> _WORK TO BE COMPLETED_: Pull every line containing "ISRAEL" from the entries.

> _DATA LISTING_:
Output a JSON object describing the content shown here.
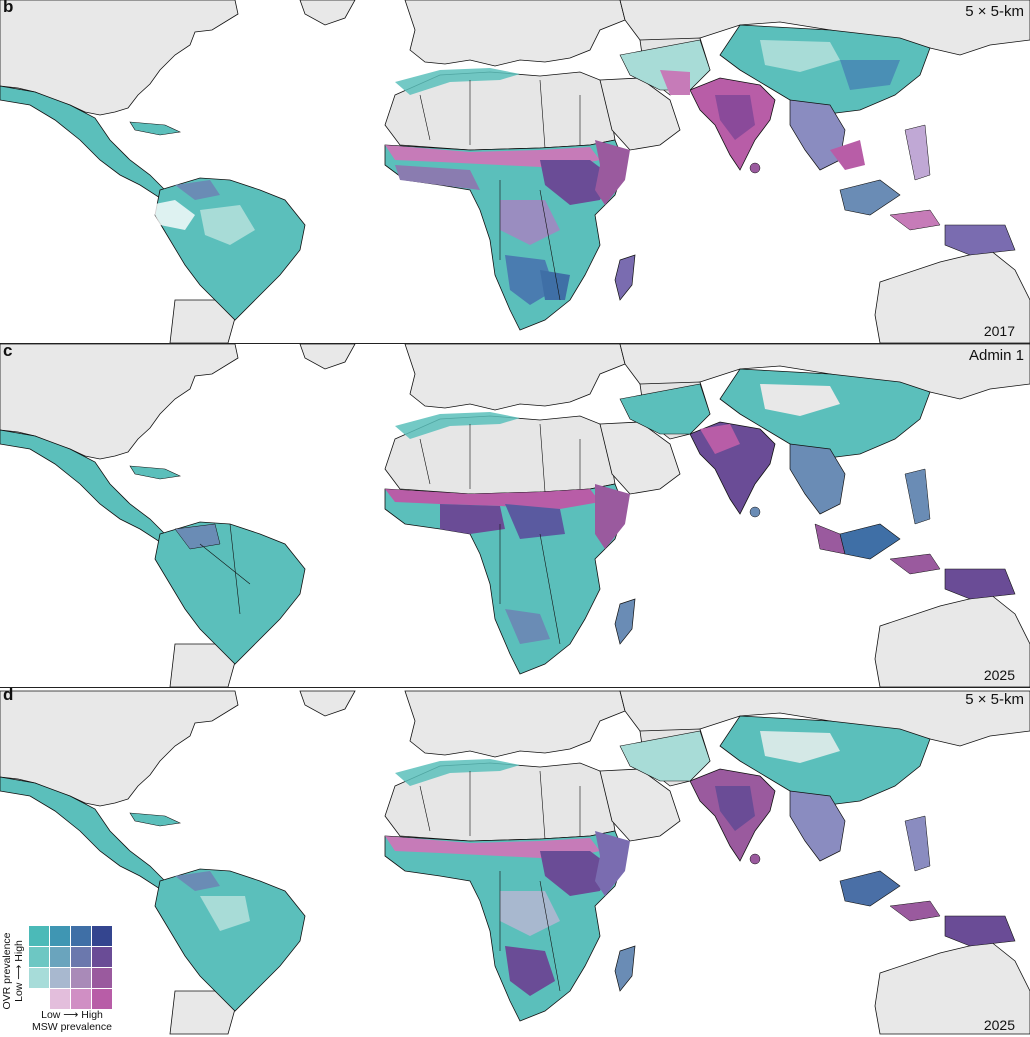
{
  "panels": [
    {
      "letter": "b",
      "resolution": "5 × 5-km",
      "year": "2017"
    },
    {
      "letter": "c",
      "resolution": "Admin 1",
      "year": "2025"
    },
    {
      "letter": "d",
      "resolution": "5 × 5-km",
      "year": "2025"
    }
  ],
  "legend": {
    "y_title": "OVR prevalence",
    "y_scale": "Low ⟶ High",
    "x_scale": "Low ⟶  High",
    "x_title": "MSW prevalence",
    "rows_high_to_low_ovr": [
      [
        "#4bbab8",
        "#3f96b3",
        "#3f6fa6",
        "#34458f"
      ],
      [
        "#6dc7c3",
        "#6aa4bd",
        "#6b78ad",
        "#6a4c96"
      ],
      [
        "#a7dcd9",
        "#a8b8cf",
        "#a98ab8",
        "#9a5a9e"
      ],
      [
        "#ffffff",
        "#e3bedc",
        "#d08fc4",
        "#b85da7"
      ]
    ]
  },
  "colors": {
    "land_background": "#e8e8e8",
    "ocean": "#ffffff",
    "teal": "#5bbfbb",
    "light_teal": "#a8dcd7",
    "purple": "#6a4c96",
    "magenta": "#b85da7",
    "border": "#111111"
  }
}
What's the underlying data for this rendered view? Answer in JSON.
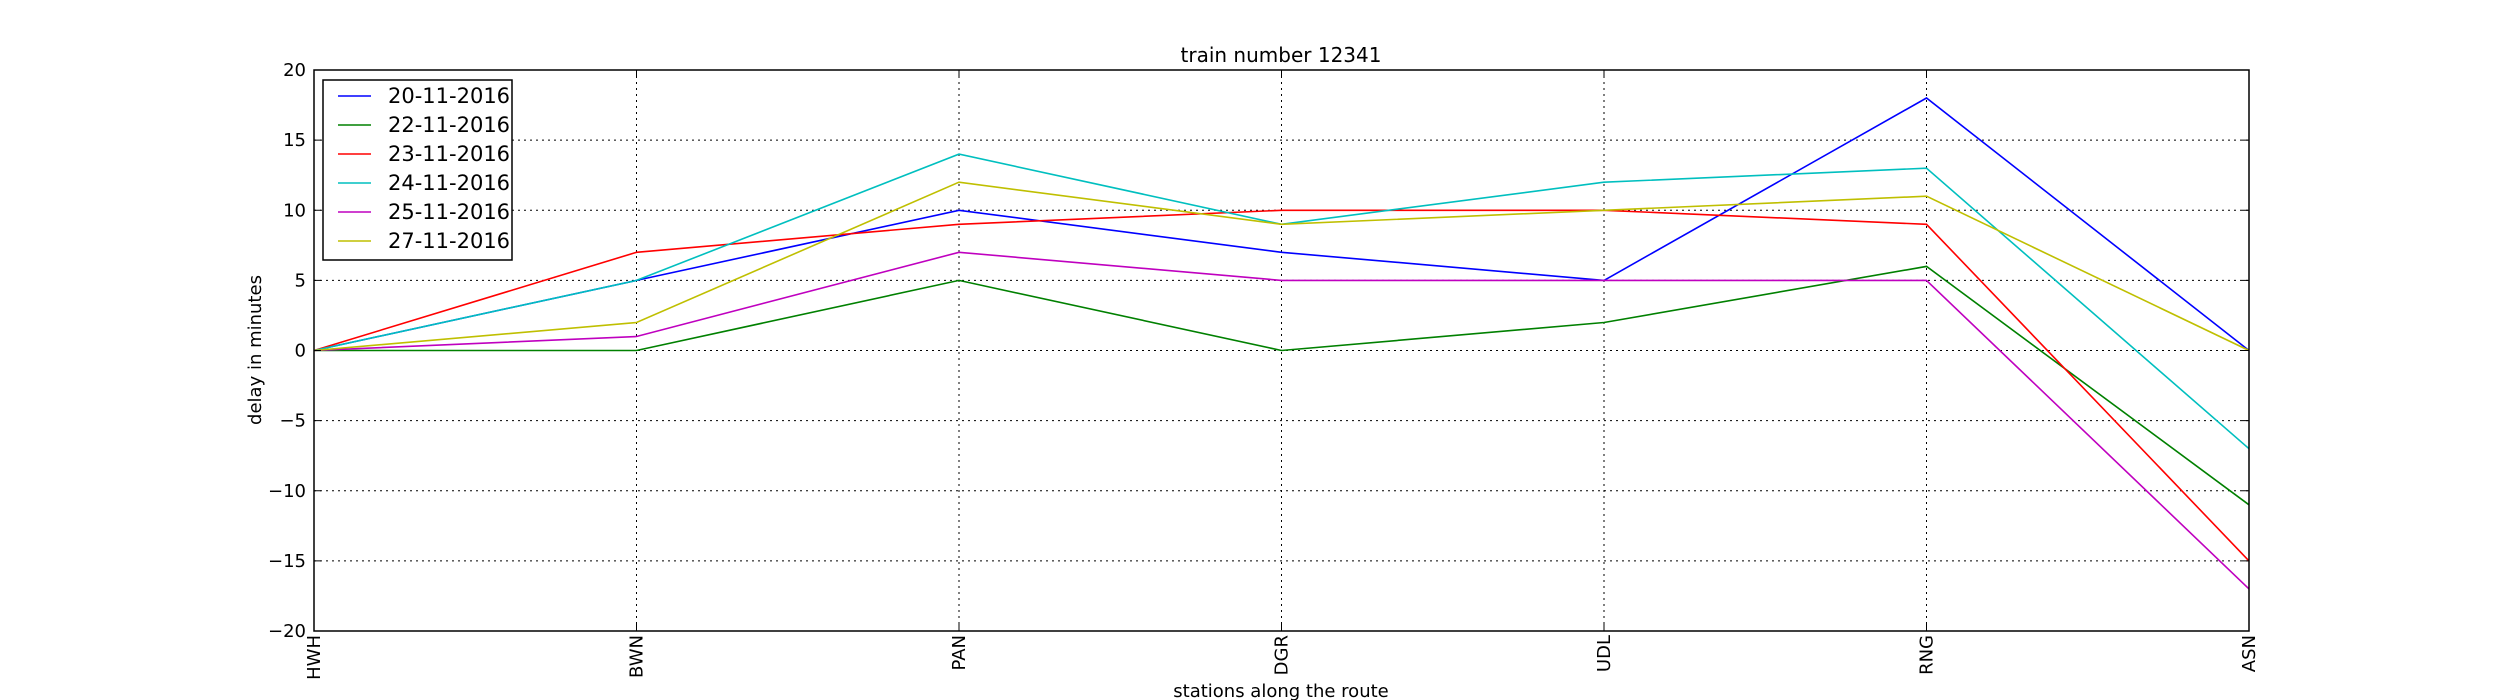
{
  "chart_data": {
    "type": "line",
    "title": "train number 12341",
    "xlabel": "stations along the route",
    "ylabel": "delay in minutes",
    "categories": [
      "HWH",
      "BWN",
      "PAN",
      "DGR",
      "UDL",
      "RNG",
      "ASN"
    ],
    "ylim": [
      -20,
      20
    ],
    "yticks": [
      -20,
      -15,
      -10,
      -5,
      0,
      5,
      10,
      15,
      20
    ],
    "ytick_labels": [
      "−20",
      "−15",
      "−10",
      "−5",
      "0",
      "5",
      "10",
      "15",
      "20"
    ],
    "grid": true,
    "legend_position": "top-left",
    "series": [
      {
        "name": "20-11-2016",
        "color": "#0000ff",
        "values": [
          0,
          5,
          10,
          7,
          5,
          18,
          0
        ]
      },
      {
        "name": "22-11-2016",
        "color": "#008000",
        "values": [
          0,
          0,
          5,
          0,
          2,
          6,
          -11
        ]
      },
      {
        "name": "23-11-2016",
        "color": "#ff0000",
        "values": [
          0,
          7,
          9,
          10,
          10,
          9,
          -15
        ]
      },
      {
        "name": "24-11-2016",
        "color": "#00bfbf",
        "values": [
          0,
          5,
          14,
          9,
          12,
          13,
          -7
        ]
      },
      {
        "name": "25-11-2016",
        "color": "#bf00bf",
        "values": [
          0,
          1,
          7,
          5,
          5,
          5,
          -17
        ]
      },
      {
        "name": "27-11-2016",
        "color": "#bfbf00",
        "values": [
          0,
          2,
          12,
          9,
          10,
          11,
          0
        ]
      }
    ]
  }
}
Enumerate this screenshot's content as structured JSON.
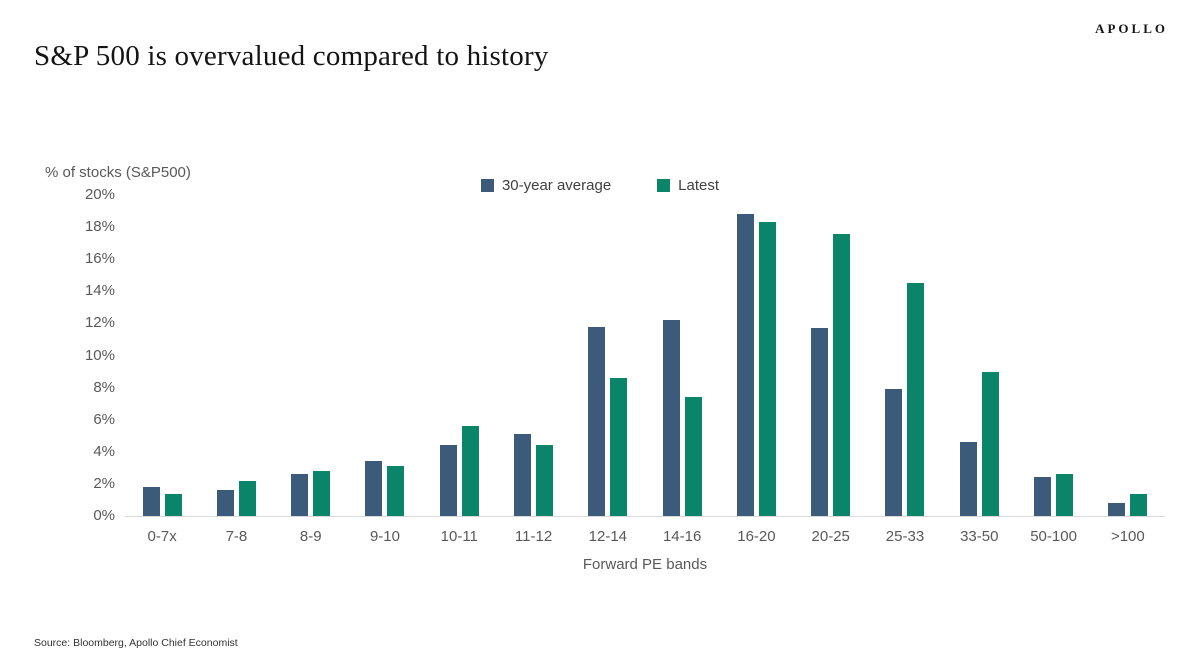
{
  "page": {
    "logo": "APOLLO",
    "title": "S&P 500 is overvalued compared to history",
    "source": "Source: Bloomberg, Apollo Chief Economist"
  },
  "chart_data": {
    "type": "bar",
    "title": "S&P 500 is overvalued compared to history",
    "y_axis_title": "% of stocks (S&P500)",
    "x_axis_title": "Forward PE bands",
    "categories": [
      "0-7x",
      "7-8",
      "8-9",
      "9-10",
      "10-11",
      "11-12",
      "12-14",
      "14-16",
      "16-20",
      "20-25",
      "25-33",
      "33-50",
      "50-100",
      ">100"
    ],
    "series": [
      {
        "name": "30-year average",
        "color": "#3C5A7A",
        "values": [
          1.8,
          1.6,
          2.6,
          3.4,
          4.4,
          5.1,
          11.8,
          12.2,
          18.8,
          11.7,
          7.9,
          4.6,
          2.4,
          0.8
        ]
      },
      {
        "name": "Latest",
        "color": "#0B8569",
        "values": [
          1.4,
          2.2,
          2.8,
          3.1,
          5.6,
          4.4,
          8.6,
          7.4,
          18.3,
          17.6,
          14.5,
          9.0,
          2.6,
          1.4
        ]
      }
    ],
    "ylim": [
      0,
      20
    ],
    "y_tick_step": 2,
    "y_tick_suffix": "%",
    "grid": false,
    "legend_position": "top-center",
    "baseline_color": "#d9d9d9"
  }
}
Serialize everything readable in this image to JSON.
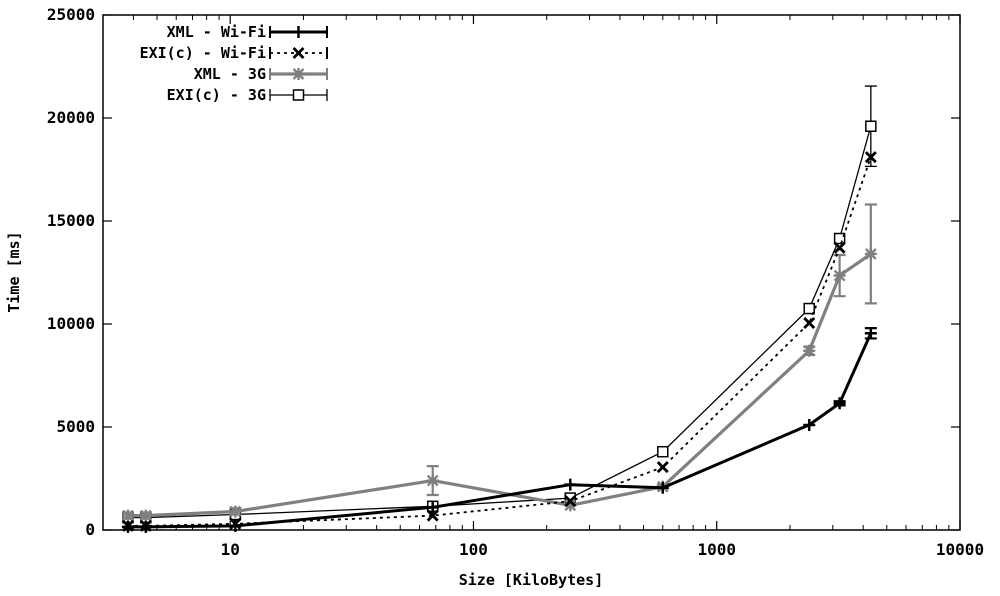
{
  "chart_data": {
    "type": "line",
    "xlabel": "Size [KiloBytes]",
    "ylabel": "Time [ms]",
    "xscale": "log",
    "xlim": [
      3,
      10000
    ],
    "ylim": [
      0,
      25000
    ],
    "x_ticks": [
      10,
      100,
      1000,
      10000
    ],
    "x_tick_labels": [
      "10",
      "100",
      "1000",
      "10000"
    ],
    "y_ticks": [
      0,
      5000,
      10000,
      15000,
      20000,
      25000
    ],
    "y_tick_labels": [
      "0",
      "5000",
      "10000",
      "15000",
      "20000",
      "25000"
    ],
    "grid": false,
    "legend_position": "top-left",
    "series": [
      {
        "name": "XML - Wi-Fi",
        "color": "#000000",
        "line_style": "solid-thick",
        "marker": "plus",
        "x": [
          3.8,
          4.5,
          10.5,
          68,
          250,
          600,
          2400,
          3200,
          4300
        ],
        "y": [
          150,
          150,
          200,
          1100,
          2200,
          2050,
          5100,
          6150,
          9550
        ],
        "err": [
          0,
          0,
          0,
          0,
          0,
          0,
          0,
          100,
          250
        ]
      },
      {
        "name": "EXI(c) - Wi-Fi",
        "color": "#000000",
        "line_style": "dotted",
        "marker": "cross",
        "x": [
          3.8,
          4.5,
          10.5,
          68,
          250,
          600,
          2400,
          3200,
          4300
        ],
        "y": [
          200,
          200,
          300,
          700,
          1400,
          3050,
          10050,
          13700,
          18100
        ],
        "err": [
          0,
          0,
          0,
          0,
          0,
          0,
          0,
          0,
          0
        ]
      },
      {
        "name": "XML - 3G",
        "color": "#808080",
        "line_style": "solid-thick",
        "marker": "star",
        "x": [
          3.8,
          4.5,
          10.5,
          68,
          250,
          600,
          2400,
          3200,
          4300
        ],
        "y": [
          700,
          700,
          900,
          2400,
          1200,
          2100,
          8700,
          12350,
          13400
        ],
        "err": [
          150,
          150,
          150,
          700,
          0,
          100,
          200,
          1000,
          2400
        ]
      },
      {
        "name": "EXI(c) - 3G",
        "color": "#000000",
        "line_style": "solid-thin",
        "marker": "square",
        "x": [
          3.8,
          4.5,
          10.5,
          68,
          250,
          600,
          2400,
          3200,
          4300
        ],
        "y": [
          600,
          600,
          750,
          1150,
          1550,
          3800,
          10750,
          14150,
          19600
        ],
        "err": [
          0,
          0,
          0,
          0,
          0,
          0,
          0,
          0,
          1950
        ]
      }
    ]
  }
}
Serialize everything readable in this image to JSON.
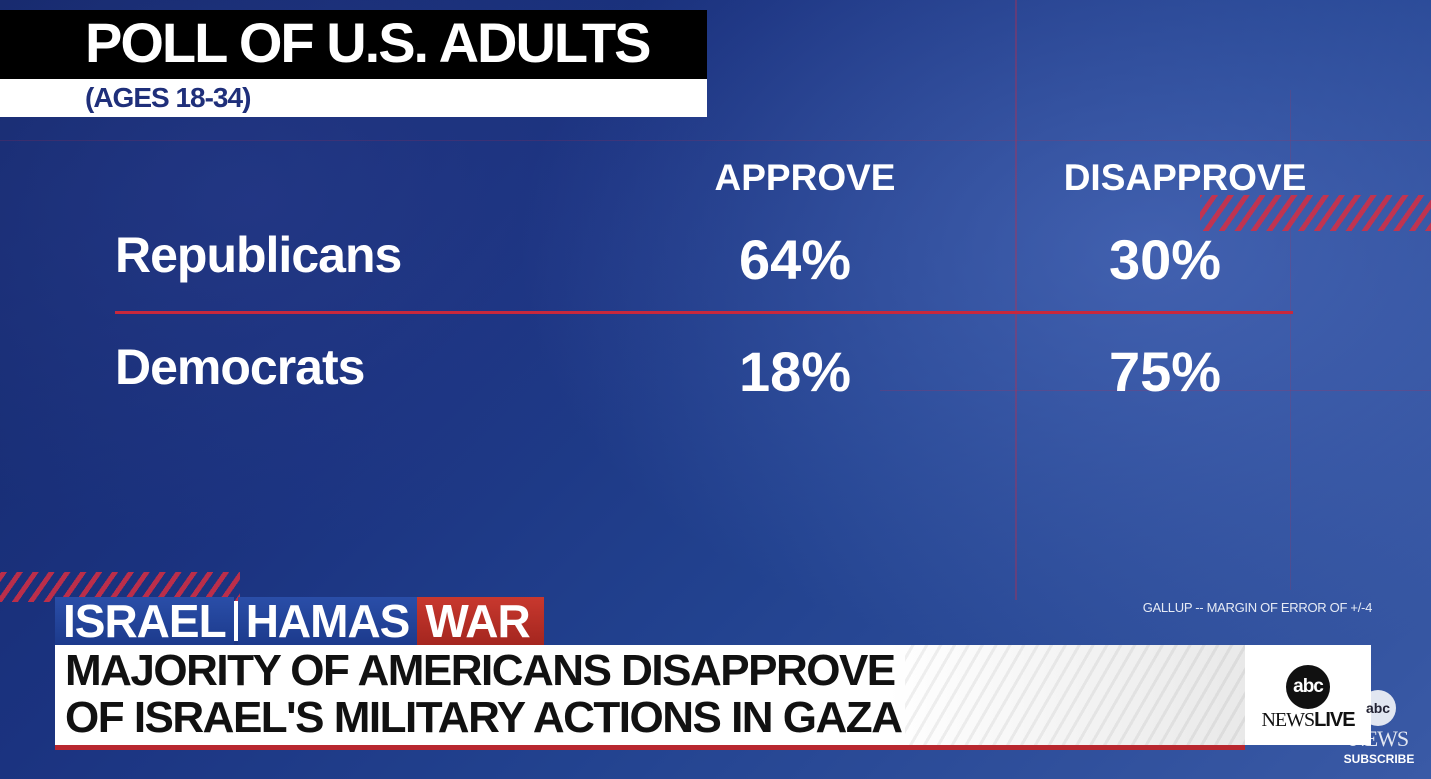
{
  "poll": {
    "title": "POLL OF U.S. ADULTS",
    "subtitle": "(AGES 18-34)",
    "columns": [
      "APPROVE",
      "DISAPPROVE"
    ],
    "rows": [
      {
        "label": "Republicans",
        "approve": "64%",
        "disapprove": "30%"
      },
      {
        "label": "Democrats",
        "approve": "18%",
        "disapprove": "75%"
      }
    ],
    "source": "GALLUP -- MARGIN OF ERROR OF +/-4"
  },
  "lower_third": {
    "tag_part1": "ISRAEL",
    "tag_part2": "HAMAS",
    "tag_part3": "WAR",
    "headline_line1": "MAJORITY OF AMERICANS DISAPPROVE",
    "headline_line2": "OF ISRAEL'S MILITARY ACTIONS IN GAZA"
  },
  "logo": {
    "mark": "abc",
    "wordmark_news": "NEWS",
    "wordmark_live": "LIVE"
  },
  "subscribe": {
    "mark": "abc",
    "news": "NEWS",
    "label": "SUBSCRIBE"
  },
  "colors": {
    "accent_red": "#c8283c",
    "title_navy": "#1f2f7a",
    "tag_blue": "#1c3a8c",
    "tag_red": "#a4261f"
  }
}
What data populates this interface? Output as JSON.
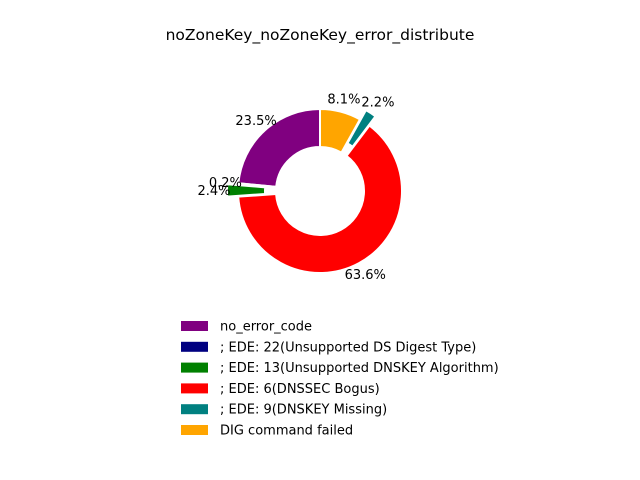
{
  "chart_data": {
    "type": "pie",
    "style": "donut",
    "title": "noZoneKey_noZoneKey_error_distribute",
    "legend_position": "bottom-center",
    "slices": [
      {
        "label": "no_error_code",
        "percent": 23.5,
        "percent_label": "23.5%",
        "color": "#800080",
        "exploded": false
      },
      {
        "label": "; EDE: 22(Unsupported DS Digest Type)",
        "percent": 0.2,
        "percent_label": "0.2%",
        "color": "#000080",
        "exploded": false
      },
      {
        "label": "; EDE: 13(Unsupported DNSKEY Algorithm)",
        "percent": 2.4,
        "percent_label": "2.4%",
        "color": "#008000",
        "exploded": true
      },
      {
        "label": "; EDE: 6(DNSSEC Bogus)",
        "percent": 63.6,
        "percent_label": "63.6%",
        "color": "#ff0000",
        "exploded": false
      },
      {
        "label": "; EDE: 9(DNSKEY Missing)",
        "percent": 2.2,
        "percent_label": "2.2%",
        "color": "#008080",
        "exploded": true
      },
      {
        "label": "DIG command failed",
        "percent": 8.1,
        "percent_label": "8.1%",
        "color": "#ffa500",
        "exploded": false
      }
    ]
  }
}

> _RESULT BELOW_:
    "tag_part1": "ISRAEL",
    "headline_line2": "OF ISRAEL'S MILITARY ACTIONS IN GAZA"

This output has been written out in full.